- [Exercise brief]:
Check each line below for the word "color", and copy those that have it.

[Dataset excerpt]
-.-.-

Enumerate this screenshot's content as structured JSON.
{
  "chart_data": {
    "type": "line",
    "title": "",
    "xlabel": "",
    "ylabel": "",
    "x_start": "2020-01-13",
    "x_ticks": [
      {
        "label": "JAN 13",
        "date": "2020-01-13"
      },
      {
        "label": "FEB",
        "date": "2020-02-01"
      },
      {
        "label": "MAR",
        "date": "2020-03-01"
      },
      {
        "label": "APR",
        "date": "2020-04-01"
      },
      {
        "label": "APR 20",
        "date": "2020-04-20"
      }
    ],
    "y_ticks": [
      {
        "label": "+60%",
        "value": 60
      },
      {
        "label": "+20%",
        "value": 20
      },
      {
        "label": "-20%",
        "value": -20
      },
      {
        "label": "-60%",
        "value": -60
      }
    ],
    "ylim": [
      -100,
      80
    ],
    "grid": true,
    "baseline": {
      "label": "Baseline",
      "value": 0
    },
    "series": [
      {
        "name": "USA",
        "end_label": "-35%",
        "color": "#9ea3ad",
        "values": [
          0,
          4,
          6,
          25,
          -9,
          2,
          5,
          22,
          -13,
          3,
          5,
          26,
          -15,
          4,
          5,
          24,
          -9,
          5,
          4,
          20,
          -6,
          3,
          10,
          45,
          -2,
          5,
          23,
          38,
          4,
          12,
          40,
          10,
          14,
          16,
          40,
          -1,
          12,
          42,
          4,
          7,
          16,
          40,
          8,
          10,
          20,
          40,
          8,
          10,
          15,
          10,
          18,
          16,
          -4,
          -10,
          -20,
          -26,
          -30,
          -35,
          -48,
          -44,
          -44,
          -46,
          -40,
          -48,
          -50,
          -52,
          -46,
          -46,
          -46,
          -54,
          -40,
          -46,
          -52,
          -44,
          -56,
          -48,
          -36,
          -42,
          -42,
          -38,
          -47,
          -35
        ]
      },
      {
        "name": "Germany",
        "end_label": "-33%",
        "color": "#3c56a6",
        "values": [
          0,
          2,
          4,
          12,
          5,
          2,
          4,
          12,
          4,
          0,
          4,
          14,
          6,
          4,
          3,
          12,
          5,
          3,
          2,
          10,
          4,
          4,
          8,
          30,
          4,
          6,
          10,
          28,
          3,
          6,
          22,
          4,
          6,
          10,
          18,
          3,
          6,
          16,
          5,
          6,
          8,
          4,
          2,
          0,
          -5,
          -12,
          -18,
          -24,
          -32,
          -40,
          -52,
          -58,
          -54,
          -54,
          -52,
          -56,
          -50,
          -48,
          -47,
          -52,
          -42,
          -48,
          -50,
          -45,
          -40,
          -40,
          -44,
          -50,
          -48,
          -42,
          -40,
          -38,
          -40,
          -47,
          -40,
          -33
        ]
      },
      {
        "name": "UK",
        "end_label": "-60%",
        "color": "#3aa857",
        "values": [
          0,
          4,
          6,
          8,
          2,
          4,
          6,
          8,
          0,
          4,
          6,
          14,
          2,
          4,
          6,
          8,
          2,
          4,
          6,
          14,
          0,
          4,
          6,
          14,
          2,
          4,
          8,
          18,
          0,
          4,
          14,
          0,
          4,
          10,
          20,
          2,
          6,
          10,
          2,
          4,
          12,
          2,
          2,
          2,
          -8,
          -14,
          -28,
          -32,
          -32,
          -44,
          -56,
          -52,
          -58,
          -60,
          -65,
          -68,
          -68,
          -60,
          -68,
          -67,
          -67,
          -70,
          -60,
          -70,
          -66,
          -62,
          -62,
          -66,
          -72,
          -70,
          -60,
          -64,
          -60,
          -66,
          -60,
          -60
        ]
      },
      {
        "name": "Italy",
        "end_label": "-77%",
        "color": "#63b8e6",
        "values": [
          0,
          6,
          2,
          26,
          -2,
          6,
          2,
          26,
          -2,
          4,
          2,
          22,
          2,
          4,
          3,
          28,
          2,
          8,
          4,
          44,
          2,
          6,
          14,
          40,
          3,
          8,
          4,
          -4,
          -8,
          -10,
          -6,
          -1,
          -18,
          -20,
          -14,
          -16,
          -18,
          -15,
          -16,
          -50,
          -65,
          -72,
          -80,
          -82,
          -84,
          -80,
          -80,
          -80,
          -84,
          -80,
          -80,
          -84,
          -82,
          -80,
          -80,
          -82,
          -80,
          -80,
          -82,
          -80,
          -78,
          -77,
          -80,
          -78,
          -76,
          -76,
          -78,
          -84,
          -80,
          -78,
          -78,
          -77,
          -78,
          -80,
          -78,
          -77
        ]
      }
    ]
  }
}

-.-.-

- [Answer to the exercise]:
        "color": "#9ea3ad",
        "color": "#3c56a6",
        "color": "#3aa857",
        "color": "#63b8e6",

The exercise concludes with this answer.